Given instruction => Spot every line with the word "horses" and return it.

== Materials provided

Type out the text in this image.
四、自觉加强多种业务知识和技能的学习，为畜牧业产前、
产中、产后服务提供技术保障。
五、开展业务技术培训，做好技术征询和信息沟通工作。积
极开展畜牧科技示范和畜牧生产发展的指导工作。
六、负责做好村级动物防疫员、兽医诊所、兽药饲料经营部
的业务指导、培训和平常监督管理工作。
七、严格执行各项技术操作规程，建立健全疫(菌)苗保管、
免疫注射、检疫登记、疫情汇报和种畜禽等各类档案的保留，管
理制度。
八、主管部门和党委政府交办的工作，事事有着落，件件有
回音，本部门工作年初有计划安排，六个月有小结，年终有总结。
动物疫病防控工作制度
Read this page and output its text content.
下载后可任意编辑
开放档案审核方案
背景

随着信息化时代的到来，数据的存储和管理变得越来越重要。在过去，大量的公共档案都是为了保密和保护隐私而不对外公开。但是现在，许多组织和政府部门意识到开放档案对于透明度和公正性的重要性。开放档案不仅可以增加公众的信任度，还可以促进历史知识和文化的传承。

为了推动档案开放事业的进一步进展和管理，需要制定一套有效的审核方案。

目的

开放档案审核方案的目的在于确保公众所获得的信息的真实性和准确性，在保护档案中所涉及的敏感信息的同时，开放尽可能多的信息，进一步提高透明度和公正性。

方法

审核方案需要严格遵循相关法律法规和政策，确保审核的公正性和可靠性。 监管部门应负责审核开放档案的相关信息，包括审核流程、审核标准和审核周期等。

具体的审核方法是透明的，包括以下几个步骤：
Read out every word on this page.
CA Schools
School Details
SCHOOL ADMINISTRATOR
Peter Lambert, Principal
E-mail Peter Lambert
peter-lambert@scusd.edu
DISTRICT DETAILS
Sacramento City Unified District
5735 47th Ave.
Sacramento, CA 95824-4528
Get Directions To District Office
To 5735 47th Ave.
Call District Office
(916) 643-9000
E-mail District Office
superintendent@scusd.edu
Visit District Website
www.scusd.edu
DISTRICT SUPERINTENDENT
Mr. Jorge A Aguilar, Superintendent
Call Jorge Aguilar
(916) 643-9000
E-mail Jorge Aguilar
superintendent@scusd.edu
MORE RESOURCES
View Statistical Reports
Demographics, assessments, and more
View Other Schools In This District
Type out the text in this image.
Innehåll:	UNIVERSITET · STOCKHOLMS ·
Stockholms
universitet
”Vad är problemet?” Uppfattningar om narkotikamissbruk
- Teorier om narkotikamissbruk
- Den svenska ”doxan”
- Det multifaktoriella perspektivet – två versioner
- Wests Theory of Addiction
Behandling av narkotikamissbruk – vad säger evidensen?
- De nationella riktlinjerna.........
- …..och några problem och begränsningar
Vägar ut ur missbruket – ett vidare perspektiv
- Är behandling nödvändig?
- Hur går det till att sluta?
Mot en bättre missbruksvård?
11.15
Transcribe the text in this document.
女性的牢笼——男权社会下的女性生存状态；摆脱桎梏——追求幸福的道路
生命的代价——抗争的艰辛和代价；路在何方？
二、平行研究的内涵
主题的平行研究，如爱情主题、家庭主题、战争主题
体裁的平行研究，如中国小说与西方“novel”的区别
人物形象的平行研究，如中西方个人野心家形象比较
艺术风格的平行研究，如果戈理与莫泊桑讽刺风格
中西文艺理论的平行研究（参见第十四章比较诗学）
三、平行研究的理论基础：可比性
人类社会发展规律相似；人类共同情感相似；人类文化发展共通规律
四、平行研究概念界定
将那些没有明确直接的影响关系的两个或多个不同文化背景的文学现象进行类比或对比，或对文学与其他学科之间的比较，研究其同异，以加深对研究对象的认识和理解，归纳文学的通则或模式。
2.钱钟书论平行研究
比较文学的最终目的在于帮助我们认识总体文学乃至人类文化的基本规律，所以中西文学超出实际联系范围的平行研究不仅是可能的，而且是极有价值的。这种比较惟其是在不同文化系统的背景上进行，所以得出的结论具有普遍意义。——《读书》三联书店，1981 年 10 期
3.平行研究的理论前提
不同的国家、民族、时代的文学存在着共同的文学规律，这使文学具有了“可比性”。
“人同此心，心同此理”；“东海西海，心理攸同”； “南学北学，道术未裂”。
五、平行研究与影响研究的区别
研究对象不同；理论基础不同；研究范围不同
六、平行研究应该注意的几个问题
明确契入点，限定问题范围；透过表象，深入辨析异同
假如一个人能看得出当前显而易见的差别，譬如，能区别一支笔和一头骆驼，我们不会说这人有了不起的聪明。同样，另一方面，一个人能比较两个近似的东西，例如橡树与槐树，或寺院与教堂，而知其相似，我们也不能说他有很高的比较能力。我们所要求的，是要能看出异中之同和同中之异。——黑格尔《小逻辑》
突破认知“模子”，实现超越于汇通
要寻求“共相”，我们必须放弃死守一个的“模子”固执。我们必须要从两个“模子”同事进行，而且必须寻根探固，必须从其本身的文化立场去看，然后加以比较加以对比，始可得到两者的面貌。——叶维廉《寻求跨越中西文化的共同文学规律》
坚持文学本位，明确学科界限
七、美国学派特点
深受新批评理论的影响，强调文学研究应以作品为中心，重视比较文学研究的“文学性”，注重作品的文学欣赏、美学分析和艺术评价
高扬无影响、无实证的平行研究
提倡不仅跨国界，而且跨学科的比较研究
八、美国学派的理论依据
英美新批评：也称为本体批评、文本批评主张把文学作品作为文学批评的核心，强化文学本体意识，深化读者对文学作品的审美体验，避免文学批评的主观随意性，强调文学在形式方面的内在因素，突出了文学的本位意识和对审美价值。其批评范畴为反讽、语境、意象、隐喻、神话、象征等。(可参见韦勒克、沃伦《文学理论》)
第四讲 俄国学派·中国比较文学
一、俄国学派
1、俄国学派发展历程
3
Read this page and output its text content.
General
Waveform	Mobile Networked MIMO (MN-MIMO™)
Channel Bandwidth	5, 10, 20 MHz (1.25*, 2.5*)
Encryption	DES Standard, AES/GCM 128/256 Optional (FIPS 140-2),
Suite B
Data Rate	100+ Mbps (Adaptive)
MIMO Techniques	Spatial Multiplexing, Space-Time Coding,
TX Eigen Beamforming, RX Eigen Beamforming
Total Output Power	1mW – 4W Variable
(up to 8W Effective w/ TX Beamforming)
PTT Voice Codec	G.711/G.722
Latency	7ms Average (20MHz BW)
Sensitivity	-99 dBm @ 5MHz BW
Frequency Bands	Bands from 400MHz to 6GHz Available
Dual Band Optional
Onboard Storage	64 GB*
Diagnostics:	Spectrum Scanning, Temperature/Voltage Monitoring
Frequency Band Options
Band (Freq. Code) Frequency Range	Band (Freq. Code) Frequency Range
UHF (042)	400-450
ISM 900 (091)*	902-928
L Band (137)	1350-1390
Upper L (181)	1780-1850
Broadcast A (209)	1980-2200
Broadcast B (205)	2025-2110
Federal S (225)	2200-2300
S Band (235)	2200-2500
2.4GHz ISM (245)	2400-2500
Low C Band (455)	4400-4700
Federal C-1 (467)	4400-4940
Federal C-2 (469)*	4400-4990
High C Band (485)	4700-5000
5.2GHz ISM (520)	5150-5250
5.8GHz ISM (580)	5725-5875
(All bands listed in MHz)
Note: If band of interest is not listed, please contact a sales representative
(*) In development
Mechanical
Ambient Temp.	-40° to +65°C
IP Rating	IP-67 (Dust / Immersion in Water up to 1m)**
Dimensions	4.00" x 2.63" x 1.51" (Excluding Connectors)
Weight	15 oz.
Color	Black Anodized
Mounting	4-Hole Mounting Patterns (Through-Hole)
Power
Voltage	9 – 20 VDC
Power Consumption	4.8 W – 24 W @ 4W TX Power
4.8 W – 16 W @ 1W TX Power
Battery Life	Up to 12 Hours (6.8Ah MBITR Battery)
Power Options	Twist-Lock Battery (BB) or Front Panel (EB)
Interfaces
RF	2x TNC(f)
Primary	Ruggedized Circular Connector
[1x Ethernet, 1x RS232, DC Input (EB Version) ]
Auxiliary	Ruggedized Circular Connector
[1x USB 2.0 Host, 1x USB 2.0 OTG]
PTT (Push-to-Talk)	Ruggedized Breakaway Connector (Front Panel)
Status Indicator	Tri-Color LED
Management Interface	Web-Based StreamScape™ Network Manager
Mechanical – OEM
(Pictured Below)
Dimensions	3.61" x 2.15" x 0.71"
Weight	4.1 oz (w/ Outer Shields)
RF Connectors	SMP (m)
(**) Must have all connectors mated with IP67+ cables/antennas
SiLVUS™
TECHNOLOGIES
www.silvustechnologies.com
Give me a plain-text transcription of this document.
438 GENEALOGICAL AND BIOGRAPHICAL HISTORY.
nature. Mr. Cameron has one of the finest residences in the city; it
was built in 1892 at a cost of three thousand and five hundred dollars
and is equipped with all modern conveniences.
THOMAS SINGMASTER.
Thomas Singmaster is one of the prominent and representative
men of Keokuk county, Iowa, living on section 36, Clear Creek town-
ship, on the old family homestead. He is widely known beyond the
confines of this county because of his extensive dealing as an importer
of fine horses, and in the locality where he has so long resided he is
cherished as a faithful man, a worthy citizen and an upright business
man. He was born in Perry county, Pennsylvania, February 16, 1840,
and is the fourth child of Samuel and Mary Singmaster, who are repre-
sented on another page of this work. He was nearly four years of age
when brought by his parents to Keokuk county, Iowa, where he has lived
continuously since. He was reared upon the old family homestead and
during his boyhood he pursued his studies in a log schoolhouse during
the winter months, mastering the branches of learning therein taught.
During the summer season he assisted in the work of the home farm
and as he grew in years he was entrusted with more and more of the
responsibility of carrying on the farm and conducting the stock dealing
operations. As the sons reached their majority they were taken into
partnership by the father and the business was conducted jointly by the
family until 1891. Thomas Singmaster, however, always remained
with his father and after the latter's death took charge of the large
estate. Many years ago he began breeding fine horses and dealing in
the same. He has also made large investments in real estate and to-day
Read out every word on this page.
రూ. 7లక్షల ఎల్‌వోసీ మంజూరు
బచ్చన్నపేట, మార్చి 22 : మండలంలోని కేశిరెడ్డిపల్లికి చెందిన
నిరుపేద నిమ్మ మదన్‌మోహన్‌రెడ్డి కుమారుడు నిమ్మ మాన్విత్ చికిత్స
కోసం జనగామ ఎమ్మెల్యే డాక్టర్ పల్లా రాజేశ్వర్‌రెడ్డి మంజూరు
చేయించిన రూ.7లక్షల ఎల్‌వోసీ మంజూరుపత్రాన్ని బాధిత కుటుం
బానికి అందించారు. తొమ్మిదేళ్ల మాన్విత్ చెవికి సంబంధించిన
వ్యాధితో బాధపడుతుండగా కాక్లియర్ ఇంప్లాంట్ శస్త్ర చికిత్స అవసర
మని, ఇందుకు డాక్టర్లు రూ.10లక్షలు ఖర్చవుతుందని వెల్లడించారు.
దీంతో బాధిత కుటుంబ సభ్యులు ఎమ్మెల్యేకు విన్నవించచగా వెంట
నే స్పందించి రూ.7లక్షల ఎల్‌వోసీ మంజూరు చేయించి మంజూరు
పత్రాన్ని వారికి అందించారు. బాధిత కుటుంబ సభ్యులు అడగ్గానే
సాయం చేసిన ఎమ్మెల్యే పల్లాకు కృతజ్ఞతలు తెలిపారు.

====

The output =>
of fine horses, and in the locality where he has so long resided he is
estate. Many years ago he began breeding fine horses and dealing in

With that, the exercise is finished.